Directive >> Pull out every line containing the string "data".

Saved entries >>
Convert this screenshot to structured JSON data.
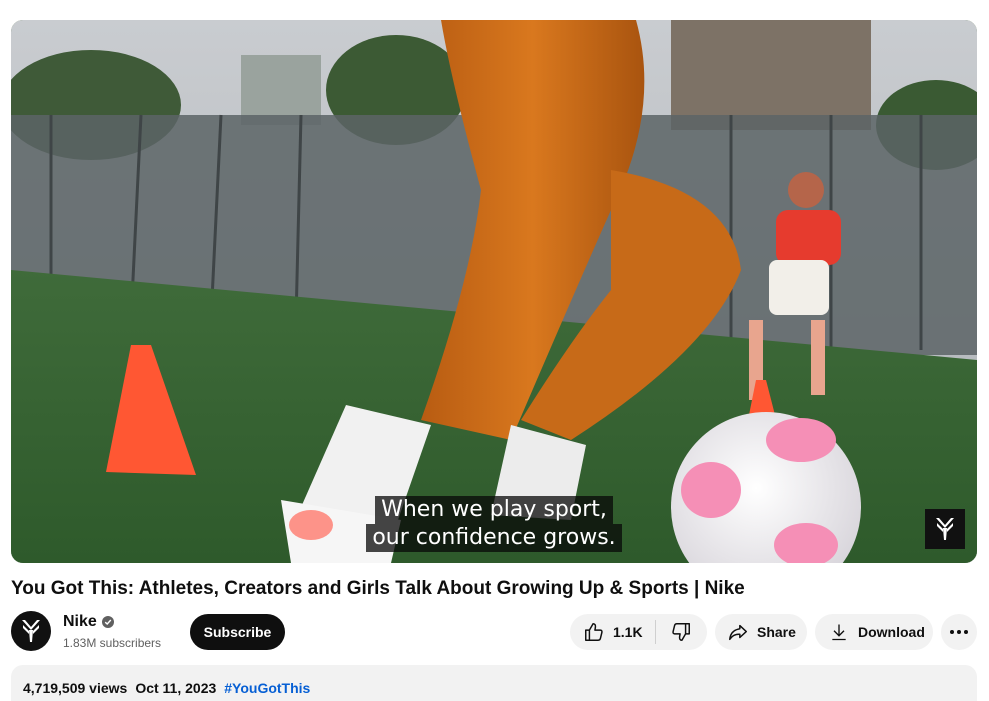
{
  "video": {
    "captions": [
      "When we play sport,",
      "our confidence grows."
    ],
    "title": "You Got This: Athletes, Creators and Girls Talk About Growing Up & Sports | Nike"
  },
  "channel": {
    "name": "Nike",
    "subscribers": "1.83M subscribers",
    "subscribe_label": "Subscribe",
    "avatar_icon": "nike-logo-icon"
  },
  "actions": {
    "like_count": "1.1K",
    "share_label": "Share",
    "download_label": "Download",
    "more_icon": "more-horizontal-icon"
  },
  "description": {
    "views": "4,719,509 views",
    "date": "Oct 11, 2023",
    "hashtag": "#YouGotThis"
  },
  "colors": {
    "subscribe_bg": "#0f0f0f",
    "pill_bg": "#f2f2f2",
    "hashtag": "#065fd4",
    "secondary_text": "#606060"
  }
}
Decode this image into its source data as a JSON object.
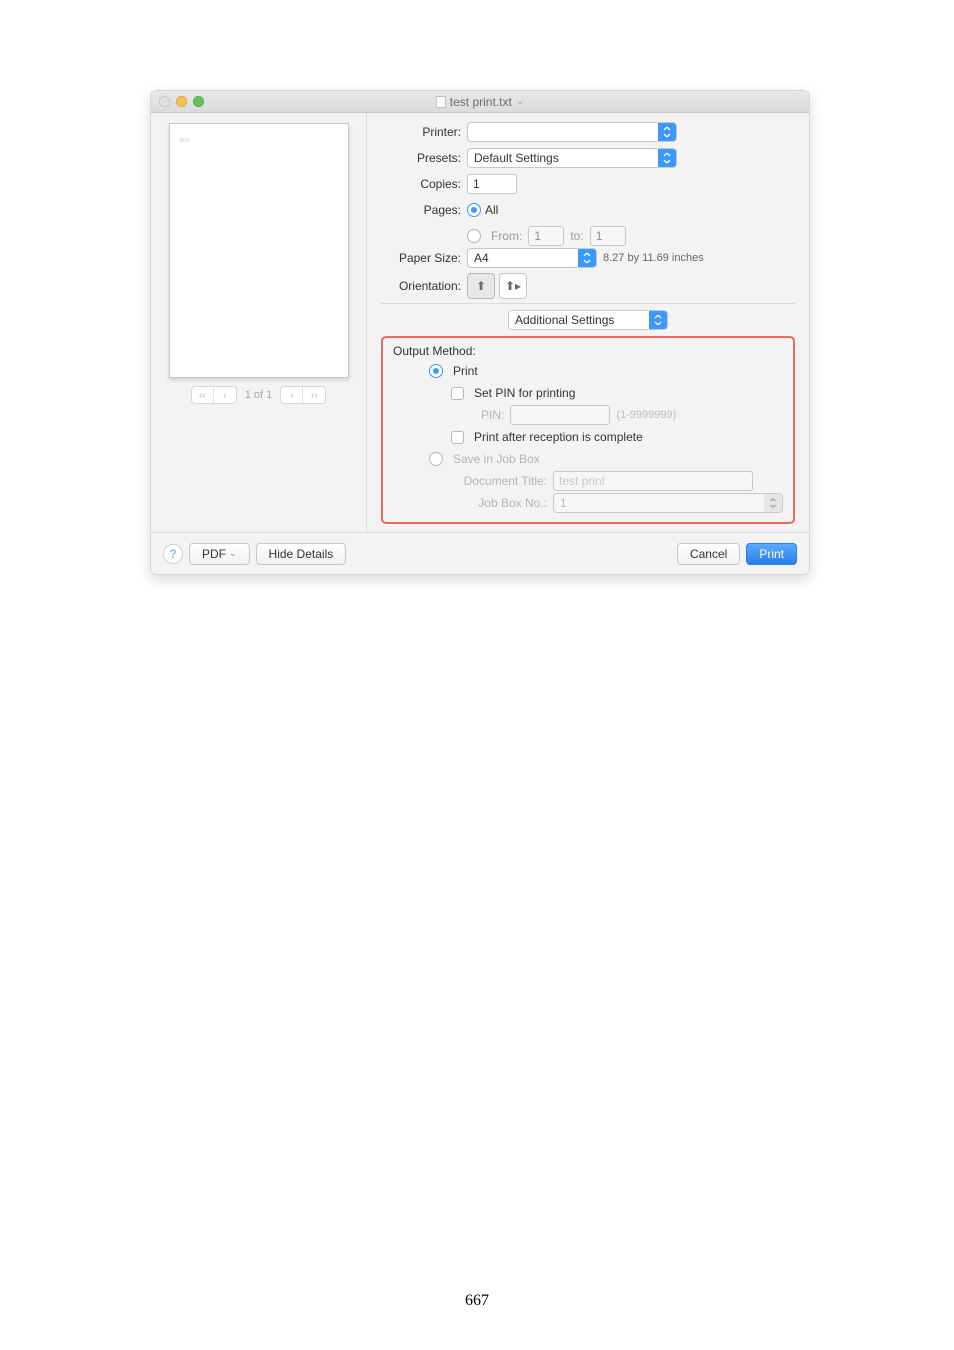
{
  "window": {
    "title": "test print.txt"
  },
  "labels": {
    "printer": "Printer:",
    "presets": "Presets:",
    "copies": "Copies:",
    "pages": "Pages:",
    "pagesAll": "All",
    "from": "From:",
    "to": "to:",
    "paperSize": "Paper Size:",
    "orientation": "Orientation:",
    "section": "Additional Settings",
    "outputMethod": "Output Method:",
    "optPrint": "Print",
    "optSetPin": "Set PIN for printing",
    "pin": "PIN:",
    "pinHint": "(1-9999999)",
    "printAfter": "Print after reception is complete",
    "saveBox": "Save in Job Box",
    "docTitle": "Document Title:",
    "jobBoxNo": "Job Box No.:"
  },
  "values": {
    "printerName": "",
    "presets": "Default Settings",
    "copies": "1",
    "pageFrom": "1",
    "pageTo": "1",
    "paperSize": "A4",
    "paperSizeInfo": "8.27 by 11.69 inches",
    "docTitlePlaceholder": "test print",
    "jobBoxNo": "1",
    "previewPageIndicator": "1 of 1"
  },
  "footer": {
    "pdf": "PDF",
    "hideDetails": "Hide Details",
    "cancel": "Cancel",
    "print": "Print"
  },
  "page_number": "667"
}
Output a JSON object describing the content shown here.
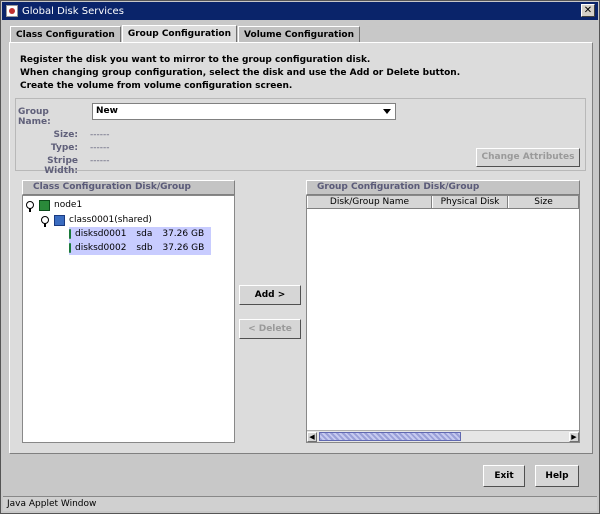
{
  "window": {
    "title": "Global Disk Services",
    "close_label": "✕"
  },
  "tabs": [
    {
      "label": "Class Configuration",
      "active": false
    },
    {
      "label": "Group Configuration",
      "active": true
    },
    {
      "label": "Volume Configuration",
      "active": false
    }
  ],
  "instructions": [
    "Register the disk you want to mirror to the group configuration disk.",
    "When changing group configuration, select the disk and use the Add or Delete button.",
    "Create the volume from volume configuration screen."
  ],
  "group_form": {
    "group_name_label": "Group Name:",
    "group_name_value": "New",
    "size_label": "Size:",
    "size_value": "------",
    "type_label": "Type:",
    "type_value": "------",
    "stripe_width_label": "Stripe Width:",
    "stripe_width_value": "------",
    "change_attributes_label": "Change Attributes"
  },
  "class_panel": {
    "header": "Class Configuration Disk/Group",
    "tree": {
      "node": "node1",
      "class": "class0001(shared)",
      "disks": [
        {
          "name": "disksd0001",
          "physical": "sda",
          "size": "37.26 GB"
        },
        {
          "name": "disksd0002",
          "physical": "sdb",
          "size": "37.26 GB"
        }
      ]
    }
  },
  "buttons": {
    "add": "Add >",
    "delete": "< Delete",
    "exit": "Exit",
    "help": "Help"
  },
  "group_panel": {
    "header": "Group Configuration Disk/Group",
    "columns": [
      "Disk/Group Name",
      "Physical Disk",
      "Size"
    ]
  },
  "status_bar": "Java Applet Window",
  "colors": {
    "title_bar": "#0a246a",
    "panel_header_text": "#5a5a78",
    "selection": "#c8ccff"
  }
}
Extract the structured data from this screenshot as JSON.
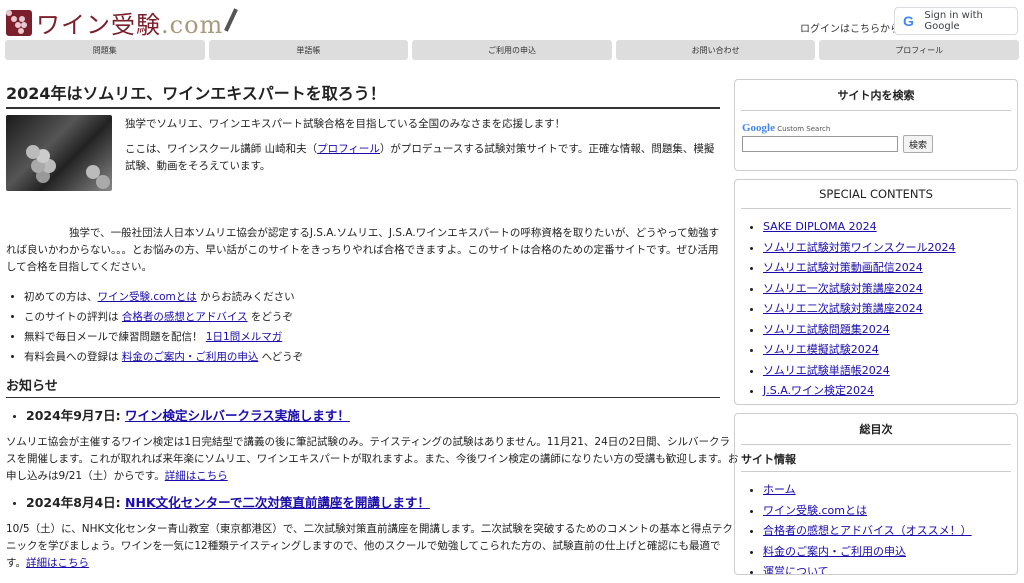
{
  "header": {
    "logo_text": "ワイン受験",
    "logo_com": ".com",
    "login_text": "ログインはこちらから",
    "google_signin": "Sign in with Google"
  },
  "nav": [
    "問題集",
    "単語帳",
    "ご利用の申込",
    "お問い合わせ",
    "プロフィール"
  ],
  "main": {
    "title": "2024年はソムリエ、ワインエキスパートを取ろう！",
    "intro1": "独学でソムリエ、ワインエキスパート試験合格を目指している全国のみなさまを応援します！",
    "intro2_pre": "ここは、ワインスクール講師 山崎和夫（",
    "intro2_link": "プロフィール",
    "intro2_post": "）がプロデュースする試験対策サイトです。正確な情報、問題集、模擬試験、動画をそろえています。",
    "intro3": "独学で、一般社団法人日本ソムリエ協会が認定するJ.S.A.ソムリエ、J.S.A.ワインエキスパートの呼称資格を取りたいが、どうやって勉強すれば良いかわからない。。。とお悩みの方、早い話がこのサイトをきっちりやれば合格できますよ。このサイトは合格のための定番サイトです。ぜひ活用して合格を目指してください。",
    "bullets": [
      {
        "pre": "初めての方は、",
        "link": "ワイン受験.comとは",
        "post": " からお読みください"
      },
      {
        "pre": "このサイトの評判は ",
        "link": "合格者の感想とアドバイス",
        "post": " をどうぞ"
      },
      {
        "pre": "無料で毎日メールで練習問題を配信！ ",
        "link": "1日1問メルマガ",
        "post": ""
      },
      {
        "pre": "有料会員への登録は ",
        "link": "料金のご案内・ご利用の申込",
        "post": " へどうぞ"
      }
    ],
    "news_heading": "お知らせ",
    "news": [
      {
        "date": "2024年9月7日: ",
        "title": "ワイン検定シルバークラス実施します！",
        "body": "ソムリエ協会が主催するワイン検定は1日完結型で講義の後に筆記試験のみ。テイスティングの試験はありません。11月21、24日の2日間、シルバークラスを開催します。これが取れれば来年楽にソムリエ、ワインエキスパートが取れますよ。また、今後ワイン検定の講師になりたい方の受講も歓迎します。お申し込みは9/21（土）からです。",
        "more": "詳細はこちら"
      },
      {
        "date": "2024年8月4日: ",
        "title": "NHK文化センターで二次対策直前講座を開講します！",
        "body": "10/5（土）に、NHK文化センター青山教室（東京都港区）で、二次試験対策直前講座を開講します。二次試験を突破するためのコメントの基本と得点テクニックを学びましょう。ワインを一気に12種類テイスティングしますので、他のスクールで勉強してこられた方の、試験直前の仕上げと確認にも最適です。",
        "more": "詳細はこちら"
      }
    ]
  },
  "sidebar": {
    "search_title": "サイト内を検索",
    "search_google": "Google",
    "search_custom": "Custom Search",
    "search_button": "検索",
    "special_title": "SPECIAL CONTENTS",
    "special_items": [
      "SAKE DIPLOMA 2024",
      "ソムリエ試験対策ワインスクール2024",
      "ソムリエ試験対策動画配信2024",
      "ソムリエ一次試験対策講座2024",
      "ソムリエ二次試験対策講座2024",
      "ソムリエ試験問題集2024",
      "ソムリエ模擬試験2024",
      "ソムリエ試験単語帳2024",
      "J.S.A.ワイン検定2024"
    ],
    "toc_title": "総目次",
    "toc_sub": "サイト情報",
    "toc_items": [
      "ホーム",
      "ワイン受験.comとは",
      "合格者の感想とアドバイス（オススメ！）",
      "料金のご案内・ご利用の申込",
      "運営について"
    ]
  }
}
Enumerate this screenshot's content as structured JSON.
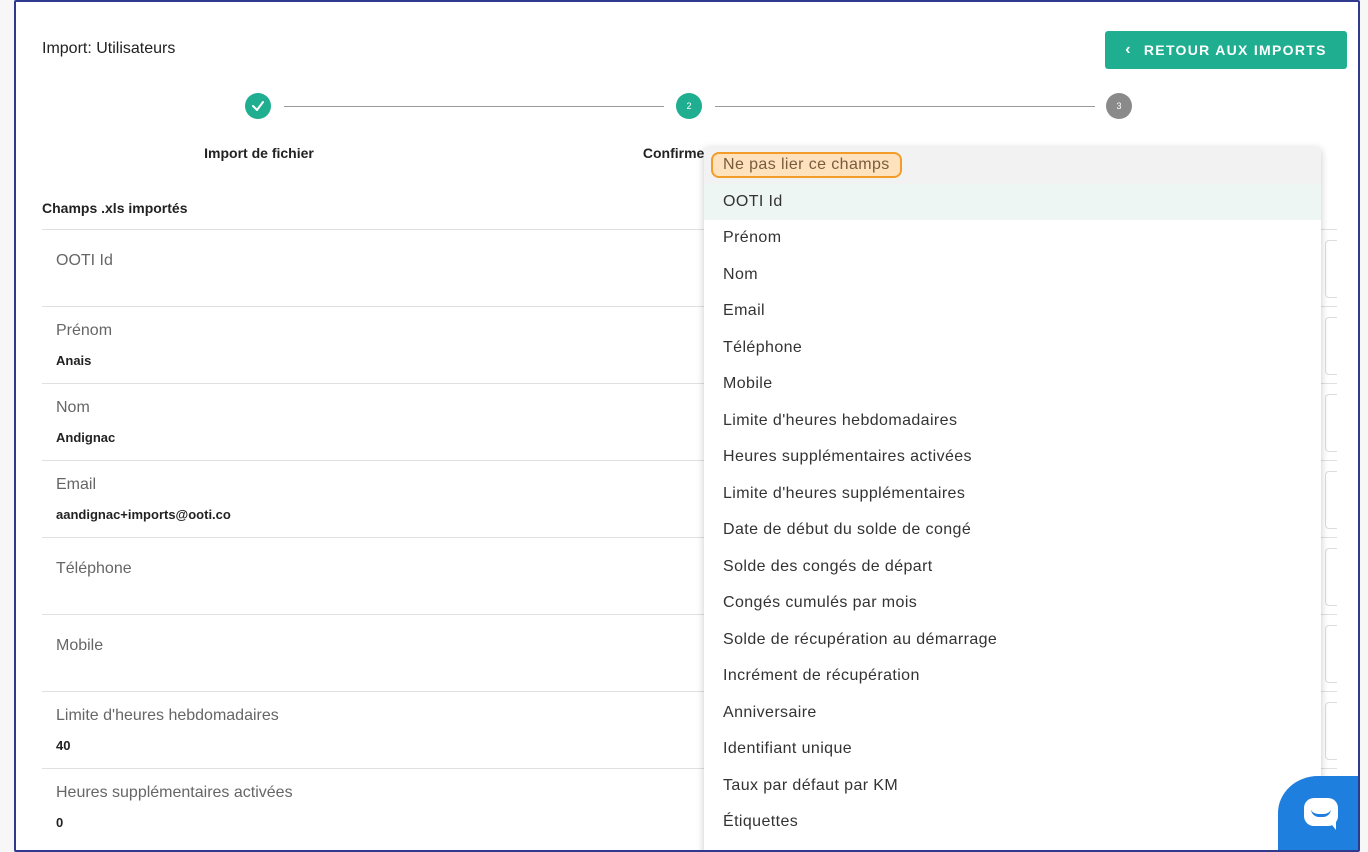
{
  "header": {
    "title": "Import: Utilisateurs",
    "back_button": "RETOUR AUX IMPORTS",
    "back_icon": "chevron-left-icon"
  },
  "stepper": {
    "steps": [
      {
        "number": "",
        "label": "Import de fichier",
        "state": "done",
        "color": "#1fae8f",
        "icon": "check-icon"
      },
      {
        "number": "2",
        "label": "Confirmer les",
        "state": "active",
        "color": "#1fae8f"
      },
      {
        "number": "3",
        "label": "",
        "state": "pending",
        "color": "#8a8a8a"
      }
    ]
  },
  "table": {
    "header": "Champs .xls importés",
    "rows": [
      {
        "label": "OOTI Id",
        "value": ""
      },
      {
        "label": "Prénom",
        "value": "Anais"
      },
      {
        "label": "Nom",
        "value": "Andignac"
      },
      {
        "label": "Email",
        "value": "aandignac+imports@ooti.co"
      },
      {
        "label": "Téléphone",
        "value": ""
      },
      {
        "label": "Mobile",
        "value": ""
      },
      {
        "label": "Limite d'heures hebdomadaires",
        "value": "40"
      },
      {
        "label": "Heures supplémentaires activées",
        "value": "0"
      }
    ]
  },
  "dropdown": {
    "options": [
      "Ne pas lier ce champs",
      "OOTI Id",
      "Prénom",
      "Nom",
      "Email",
      "Téléphone",
      "Mobile",
      "Limite d'heures hebdomadaires",
      "Heures supplémentaires activées",
      "Limite d'heures supplémentaires",
      "Date de début du solde de congé",
      "Solde des congés de départ",
      "Congés cumulés par mois",
      "Solde de récupération au démarrage",
      "Incrément de récupération",
      "Anniversaire",
      "Identifiant unique",
      "Taux par défaut par KM",
      "Étiquettes"
    ],
    "highlighted_color": "#f39c29"
  },
  "chat": {
    "icon": "chat-bubble-icon",
    "color": "#1e7fde"
  }
}
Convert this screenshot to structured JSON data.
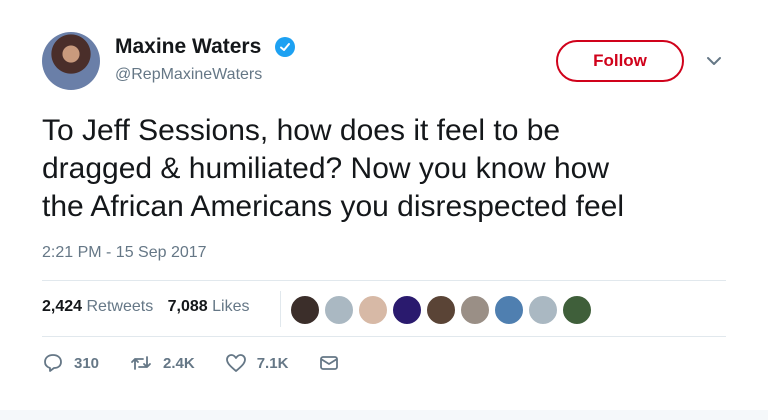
{
  "user": {
    "display_name": "Maxine Waters",
    "handle": "@RepMaxineWaters"
  },
  "follow_button": {
    "label": "Follow"
  },
  "tweet": {
    "text_lines": [
      "To Jeff Sessions, how does it feel to be",
      "dragged & humiliated? Now you know how",
      "the African Americans you disrespected feel"
    ],
    "timestamp": "2:21 PM - 15 Sep 2017"
  },
  "stats": {
    "retweets_count": "2,424",
    "retweets_label": "Retweets",
    "likes_count": "7,088",
    "likes_label": "Likes"
  },
  "likers": [
    {
      "color": "#3b2e2a"
    },
    {
      "color": "#aab8c2"
    },
    {
      "color": "#d7b9a6"
    },
    {
      "color": "#2a1a6e"
    },
    {
      "color": "#5a4436"
    },
    {
      "color": "#9a8f86"
    },
    {
      "color": "#4f7fb0"
    },
    {
      "color": "#aab8c2"
    },
    {
      "color": "#3f5f3a"
    }
  ],
  "actions": {
    "replies": "310",
    "retweets": "2.4K",
    "likes": "7.1K"
  },
  "colors": {
    "follow_red": "#d0021b",
    "verified_blue": "#1da1f2",
    "secondary_text": "#657786"
  }
}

Response to the task >>
Convert this screenshot to structured JSON data.
Decode this image into its source data as a JSON object.
Extract the structured data from this screenshot as JSON.
Convert this screenshot to structured JSON data.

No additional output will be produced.